* Recorded data *
....

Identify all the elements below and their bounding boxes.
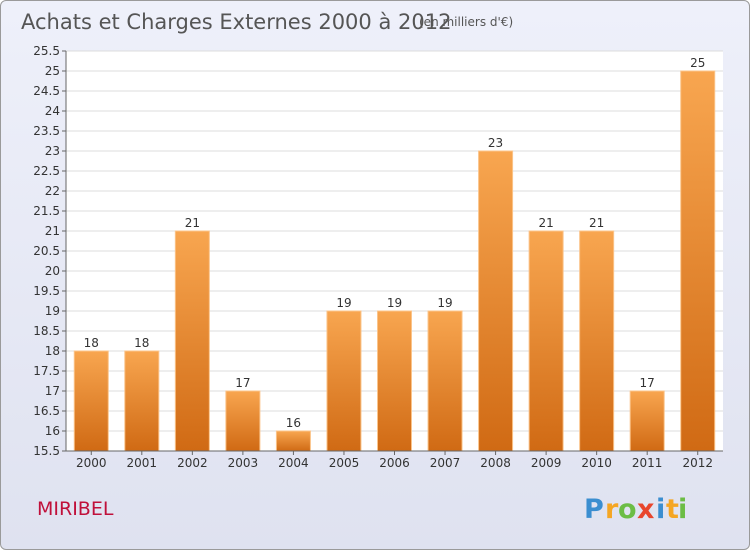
bar-value-label: 18 — [84, 336, 99, 350]
x-tick-label: 2004 — [278, 456, 309, 470]
bar — [629, 390, 665, 452]
logo-letter: x — [637, 494, 654, 525]
logo-letter: t — [666, 494, 679, 525]
y-axis: 15.5 16 16.5 17 17.5 18 18.5 19 19.5 20 20.5 21 21.5… — [33, 44, 67, 458]
bar-value-label: 19 — [336, 296, 351, 310]
y-tick-label: 19 — [45, 304, 60, 318]
x-tick-label: 2005 — [329, 456, 360, 470]
y-tick-label: 23 — [45, 144, 60, 158]
logo-letter: r — [605, 494, 619, 525]
bars-layer: 18 18 21 17 16 19 19 19 23 21 21 17 25 — [73, 56, 716, 452]
y-tick-label: 22 — [45, 184, 60, 198]
y-tick-label: 18.5 — [33, 324, 60, 338]
x-tick-label: 2002 — [177, 456, 208, 470]
y-tick-label: 16 — [45, 424, 60, 438]
bar — [326, 310, 362, 452]
x-tick-label: 2012 — [682, 456, 713, 470]
y-tick-label: 24.5 — [33, 84, 60, 98]
logo-letter: P — [584, 494, 604, 525]
y-tick-label: 24 — [45, 104, 60, 118]
bar-value-label: 19 — [437, 296, 452, 310]
y-tick-label: 21.5 — [33, 204, 60, 218]
bar — [275, 430, 311, 452]
x-tick-label: 2008 — [480, 456, 511, 470]
bar — [528, 230, 564, 452]
bar-value-label: 18 — [134, 336, 149, 350]
bar — [73, 350, 109, 452]
y-tick-label: 25.5 — [33, 44, 60, 58]
bar — [478, 150, 514, 452]
logo-letter: o — [618, 494, 637, 525]
bar — [124, 350, 160, 452]
bar — [579, 230, 615, 452]
bar-value-label: 21 — [538, 216, 553, 230]
place-label: MIRIBEL — [37, 498, 114, 520]
chart-title: Achats et Charges Externes 2000 à 2012 — [21, 10, 451, 34]
bar — [680, 70, 716, 452]
y-tick-label: 17 — [45, 384, 60, 398]
bar — [427, 310, 463, 452]
y-tick-label: 20 — [45, 264, 60, 278]
bar-value-label: 23 — [488, 136, 503, 150]
y-tick-label: 18 — [45, 344, 60, 358]
x-axis: 2000 2001 2002 2003 2004 2005 2006 2007 2008 2009… — [66, 450, 723, 470]
y-tick-label: 20.5 — [33, 244, 60, 258]
chart-subtitle: (en milliers d'€) — [419, 15, 513, 29]
logo-letter: i — [678, 494, 687, 525]
x-tick-label: 2000 — [76, 456, 107, 470]
y-tick-label: 21 — [45, 224, 60, 238]
bar-value-label: 21 — [185, 216, 200, 230]
x-tick-label: 2011 — [632, 456, 663, 470]
y-tick-label: 22.5 — [33, 164, 60, 178]
bar-value-label: 21 — [589, 216, 604, 230]
y-tick-label: 25 — [45, 64, 60, 78]
x-tick-label: 2006 — [379, 456, 410, 470]
bar-value-label: 17 — [640, 376, 655, 390]
bar — [174, 230, 210, 452]
y-tick-label: 19.5 — [33, 284, 60, 298]
bar — [377, 310, 412, 452]
bar-value-label: 16 — [286, 416, 301, 430]
y-tick-label: 17.5 — [33, 364, 60, 378]
bar-value-label: 19 — [387, 296, 402, 310]
x-tick-label: 2010 — [581, 456, 612, 470]
x-tick-label: 2003 — [228, 456, 259, 470]
bar — [225, 390, 261, 452]
y-tick-label: 16.5 — [33, 404, 60, 418]
x-tick-label: 2009 — [531, 456, 562, 470]
x-tick-label: 2007 — [430, 456, 461, 470]
bar-value-label: 25 — [690, 56, 705, 70]
y-tick-label: 23.5 — [33, 124, 60, 138]
bar-value-label: 17 — [235, 376, 250, 390]
y-tick-label: 15.5 — [33, 444, 60, 458]
logo-letter: i — [656, 494, 665, 525]
x-tick-label: 2001 — [127, 456, 158, 470]
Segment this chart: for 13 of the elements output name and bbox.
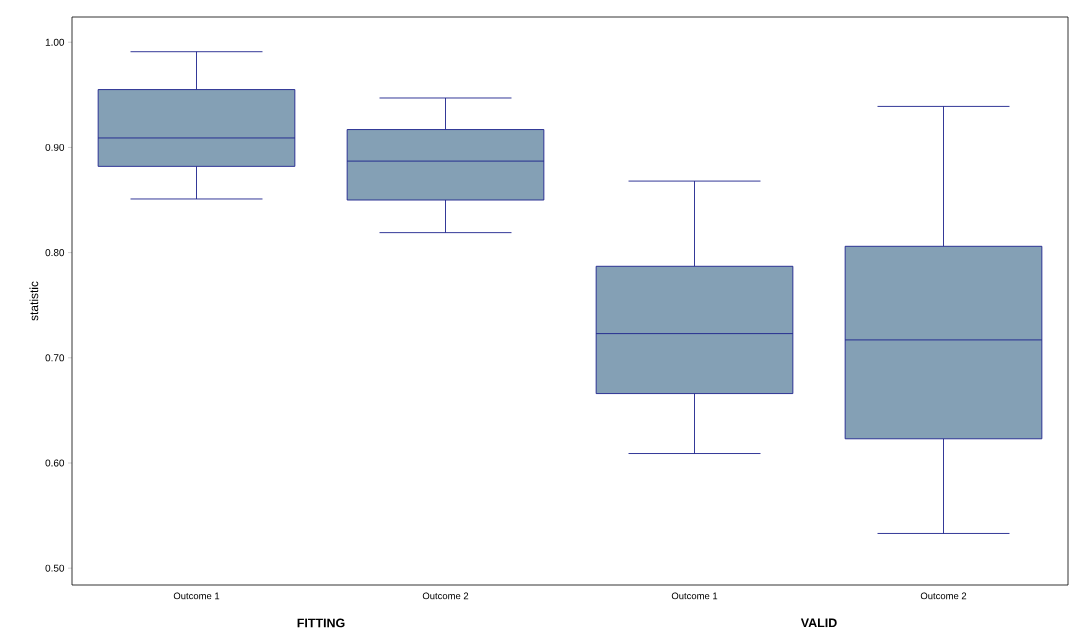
x-tick-label: Outcome 1 [671, 592, 718, 600]
y-tick-label: 0.60 [45, 459, 65, 467]
y-tick-label: 0.80 [45, 249, 65, 257]
y-tick-label: 0.50 [45, 564, 65, 572]
x-tick-label: Outcome 1 [173, 592, 220, 600]
text: VALID [800, 618, 837, 628]
text: FITTING [297, 618, 345, 628]
x-tick-label: Outcome 2 [920, 592, 967, 600]
y-tick-label: 1.00 [45, 38, 65, 46]
x-tick-label: Outcome 2 [422, 592, 469, 600]
y-axis-title: statistic [29, 281, 39, 321]
y-tick-label: 0.90 [45, 143, 65, 151]
y-tick-label: 0.70 [45, 354, 65, 362]
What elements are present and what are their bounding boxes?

....

* Work required *
Reproduce every row above verbatim, omitting the picture lines.

* Task answer *
Identify all the elements below and their bounding boxes.
bar-value-label: 18 — [84, 336, 99, 350]
x-tick-label: 2004 — [278, 456, 309, 470]
bar — [629, 390, 665, 452]
logo-letter: x — [637, 494, 654, 525]
logo-letter: t — [666, 494, 679, 525]
y-axis: 15.5 16 16.5 17 17.5 18 18.5 19 19.5 20 20.5 21 21.5… — [33, 44, 67, 458]
bar-value-label: 19 — [336, 296, 351, 310]
y-tick-label: 19 — [45, 304, 60, 318]
x-tick-label: 2005 — [329, 456, 360, 470]
y-tick-label: 23 — [45, 144, 60, 158]
logo-letter: r — [605, 494, 619, 525]
bars-layer: 18 18 21 17 16 19 19 19 23 21 21 17 25 — [73, 56, 716, 452]
y-tick-label: 22 — [45, 184, 60, 198]
y-tick-label: 18.5 — [33, 324, 60, 338]
x-tick-label: 2002 — [177, 456, 208, 470]
y-tick-label: 16 — [45, 424, 60, 438]
bar — [326, 310, 362, 452]
x-tick-label: 2012 — [682, 456, 713, 470]
y-tick-label: 24.5 — [33, 84, 60, 98]
logo-letter: P — [584, 494, 604, 525]
y-tick-label: 24 — [45, 104, 60, 118]
bar-value-label: 19 — [437, 296, 452, 310]
y-tick-label: 21.5 — [33, 204, 60, 218]
bar — [275, 430, 311, 452]
x-tick-label: 2008 — [480, 456, 511, 470]
bar — [528, 230, 564, 452]
bar-value-label: 18 — [134, 336, 149, 350]
bar — [73, 350, 109, 452]
y-tick-label: 25.5 — [33, 44, 60, 58]
bar — [478, 150, 514, 452]
logo-letter: o — [618, 494, 637, 525]
bar — [124, 350, 160, 452]
bar — [579, 230, 615, 452]
bar-value-label: 21 — [538, 216, 553, 230]
place-label: MIRIBEL — [37, 498, 114, 520]
chart-title: Achats et Charges Externes 2000 à 2012 — [21, 10, 451, 34]
bar — [680, 70, 716, 452]
y-tick-label: 17 — [45, 384, 60, 398]
bar — [427, 310, 463, 452]
y-tick-label: 20 — [45, 264, 60, 278]
bar-value-label: 23 — [488, 136, 503, 150]
y-tick-label: 18 — [45, 344, 60, 358]
x-axis: 2000 2001 2002 2003 2004 2005 2006 2007 2008 2009… — [66, 450, 723, 470]
y-tick-label: 20.5 — [33, 244, 60, 258]
chart-subtitle: (en milliers d'€) — [419, 15, 513, 29]
logo-letter: i — [678, 494, 687, 525]
x-tick-label: 2000 — [76, 456, 107, 470]
y-tick-label: 21 — [45, 224, 60, 238]
bar-value-label: 21 — [185, 216, 200, 230]
x-tick-label: 2011 — [632, 456, 663, 470]
y-tick-label: 22.5 — [33, 164, 60, 178]
bar-value-label: 21 — [589, 216, 604, 230]
y-tick-label: 25 — [45, 64, 60, 78]
x-tick-label: 2006 — [379, 456, 410, 470]
bar-value-label: 17 — [640, 376, 655, 390]
bar — [174, 230, 210, 452]
y-tick-label: 19.5 — [33, 284, 60, 298]
bar — [377, 310, 412, 452]
bar-value-label: 16 — [286, 416, 301, 430]
y-tick-label: 17.5 — [33, 364, 60, 378]
bar-value-label: 19 — [387, 296, 402, 310]
x-tick-label: 2010 — [581, 456, 612, 470]
x-tick-label: 2003 — [228, 456, 259, 470]
bar — [225, 390, 261, 452]
y-tick-label: 16.5 — [33, 404, 60, 418]
x-tick-label: 2009 — [531, 456, 562, 470]
x-tick-label: 2007 — [430, 456, 461, 470]
bar-value-label: 25 — [690, 56, 705, 70]
y-tick-label: 23.5 — [33, 124, 60, 138]
bar-value-label: 17 — [235, 376, 250, 390]
y-tick-label: 15.5 — [33, 444, 60, 458]
logo-letter: i — [656, 494, 665, 525]
x-tick-label: 2001 — [127, 456, 158, 470]
Segment this chart: for 13 of the elements output name and bbox.
x-tick-label: Outcome 1 [671, 592, 718, 600]
y-tick-label: 0.60 [45, 459, 65, 467]
y-tick-label: 0.80 [45, 249, 65, 257]
y-tick-label: 0.50 [45, 564, 65, 572]
x-tick-label: Outcome 1 [173, 592, 220, 600]
text: VALID [800, 618, 837, 628]
text: FITTING [297, 618, 345, 628]
x-tick-label: Outcome 2 [920, 592, 967, 600]
y-tick-label: 1.00 [45, 38, 65, 46]
x-tick-label: Outcome 2 [422, 592, 469, 600]
y-axis-title: statistic [29, 281, 39, 321]
y-tick-label: 0.90 [45, 143, 65, 151]
y-tick-label: 0.70 [45, 354, 65, 362]
What elements are present and what are their bounding boxes?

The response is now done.